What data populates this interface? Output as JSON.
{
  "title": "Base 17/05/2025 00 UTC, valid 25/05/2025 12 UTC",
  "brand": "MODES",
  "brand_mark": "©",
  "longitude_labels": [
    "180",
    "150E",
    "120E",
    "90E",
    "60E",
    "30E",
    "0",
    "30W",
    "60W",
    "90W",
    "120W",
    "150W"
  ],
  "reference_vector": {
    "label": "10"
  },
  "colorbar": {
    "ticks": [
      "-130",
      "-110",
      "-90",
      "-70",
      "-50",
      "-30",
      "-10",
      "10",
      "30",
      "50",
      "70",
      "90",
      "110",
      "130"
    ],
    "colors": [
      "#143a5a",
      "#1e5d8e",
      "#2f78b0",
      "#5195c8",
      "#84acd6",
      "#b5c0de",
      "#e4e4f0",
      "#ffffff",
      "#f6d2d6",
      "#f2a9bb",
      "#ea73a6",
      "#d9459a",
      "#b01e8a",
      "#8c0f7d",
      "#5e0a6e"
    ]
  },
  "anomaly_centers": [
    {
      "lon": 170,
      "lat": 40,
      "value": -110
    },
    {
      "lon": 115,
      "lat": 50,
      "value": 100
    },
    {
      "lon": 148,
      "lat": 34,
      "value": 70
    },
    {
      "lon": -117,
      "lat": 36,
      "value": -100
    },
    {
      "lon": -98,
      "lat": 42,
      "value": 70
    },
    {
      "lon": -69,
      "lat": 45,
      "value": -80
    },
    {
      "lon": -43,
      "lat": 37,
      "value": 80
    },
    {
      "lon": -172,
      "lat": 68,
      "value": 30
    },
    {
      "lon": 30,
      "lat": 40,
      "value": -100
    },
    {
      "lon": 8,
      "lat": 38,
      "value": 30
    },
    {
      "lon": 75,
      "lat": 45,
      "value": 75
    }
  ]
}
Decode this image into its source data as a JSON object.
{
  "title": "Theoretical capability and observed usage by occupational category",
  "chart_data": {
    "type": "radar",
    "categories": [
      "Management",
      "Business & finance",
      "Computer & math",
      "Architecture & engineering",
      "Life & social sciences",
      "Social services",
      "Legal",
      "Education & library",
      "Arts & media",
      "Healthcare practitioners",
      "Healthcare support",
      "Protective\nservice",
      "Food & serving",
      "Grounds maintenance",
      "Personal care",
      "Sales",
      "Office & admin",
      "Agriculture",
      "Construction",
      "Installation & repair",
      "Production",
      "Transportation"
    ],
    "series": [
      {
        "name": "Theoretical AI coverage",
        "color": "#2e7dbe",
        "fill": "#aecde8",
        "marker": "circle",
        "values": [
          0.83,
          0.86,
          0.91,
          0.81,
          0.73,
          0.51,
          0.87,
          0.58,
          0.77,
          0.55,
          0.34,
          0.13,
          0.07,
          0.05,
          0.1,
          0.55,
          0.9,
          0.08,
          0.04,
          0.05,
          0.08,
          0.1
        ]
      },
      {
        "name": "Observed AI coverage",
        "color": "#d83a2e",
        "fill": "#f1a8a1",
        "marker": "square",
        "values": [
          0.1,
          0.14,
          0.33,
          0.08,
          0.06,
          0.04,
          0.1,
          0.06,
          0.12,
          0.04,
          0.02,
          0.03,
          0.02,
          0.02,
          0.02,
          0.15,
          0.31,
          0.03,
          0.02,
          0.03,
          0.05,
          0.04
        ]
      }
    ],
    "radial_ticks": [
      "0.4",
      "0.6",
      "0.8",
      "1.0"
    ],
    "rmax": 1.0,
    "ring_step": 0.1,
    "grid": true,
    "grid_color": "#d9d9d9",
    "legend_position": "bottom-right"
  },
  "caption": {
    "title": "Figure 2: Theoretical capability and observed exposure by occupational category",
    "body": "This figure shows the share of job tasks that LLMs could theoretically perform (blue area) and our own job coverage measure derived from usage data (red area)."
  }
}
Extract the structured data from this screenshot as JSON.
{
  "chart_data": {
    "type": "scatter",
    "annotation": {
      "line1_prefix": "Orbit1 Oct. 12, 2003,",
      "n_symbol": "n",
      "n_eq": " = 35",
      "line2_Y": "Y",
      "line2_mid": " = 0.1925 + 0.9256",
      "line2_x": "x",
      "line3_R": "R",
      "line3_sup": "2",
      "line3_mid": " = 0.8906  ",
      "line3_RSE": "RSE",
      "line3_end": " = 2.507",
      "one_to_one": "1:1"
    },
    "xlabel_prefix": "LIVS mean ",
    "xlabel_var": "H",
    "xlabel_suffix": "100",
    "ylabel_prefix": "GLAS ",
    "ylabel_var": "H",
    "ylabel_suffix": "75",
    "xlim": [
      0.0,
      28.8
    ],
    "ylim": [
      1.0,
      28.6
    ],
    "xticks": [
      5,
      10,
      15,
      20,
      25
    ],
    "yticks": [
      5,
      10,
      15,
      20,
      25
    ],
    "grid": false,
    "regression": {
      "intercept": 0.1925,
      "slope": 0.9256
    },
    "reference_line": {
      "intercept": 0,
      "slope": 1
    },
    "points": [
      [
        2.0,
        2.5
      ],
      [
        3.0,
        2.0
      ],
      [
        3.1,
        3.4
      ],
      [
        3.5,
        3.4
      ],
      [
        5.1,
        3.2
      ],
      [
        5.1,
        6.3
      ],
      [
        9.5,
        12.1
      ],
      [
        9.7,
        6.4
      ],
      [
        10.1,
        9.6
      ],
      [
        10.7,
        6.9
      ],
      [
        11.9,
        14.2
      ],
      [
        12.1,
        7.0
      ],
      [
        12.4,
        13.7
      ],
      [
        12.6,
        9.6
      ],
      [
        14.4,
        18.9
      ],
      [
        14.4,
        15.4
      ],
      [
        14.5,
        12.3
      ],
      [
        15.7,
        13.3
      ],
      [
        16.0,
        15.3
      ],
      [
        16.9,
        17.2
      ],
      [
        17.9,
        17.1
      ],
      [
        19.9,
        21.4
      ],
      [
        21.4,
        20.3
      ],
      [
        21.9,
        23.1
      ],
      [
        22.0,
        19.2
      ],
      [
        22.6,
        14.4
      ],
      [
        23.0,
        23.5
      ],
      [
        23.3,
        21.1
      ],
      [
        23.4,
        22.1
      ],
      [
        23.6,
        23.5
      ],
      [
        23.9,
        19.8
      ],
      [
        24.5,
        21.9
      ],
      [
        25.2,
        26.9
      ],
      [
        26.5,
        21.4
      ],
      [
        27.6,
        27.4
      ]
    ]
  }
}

-----

PROBLEM REQUIREMENTS: Pick out all lines containing the string "JSON".

ANSWER BELOW:
What data populates this interface? Output as JSON.
Decode this image into its source data as a JSON object.
Extract the structured data from this screenshot as JSON.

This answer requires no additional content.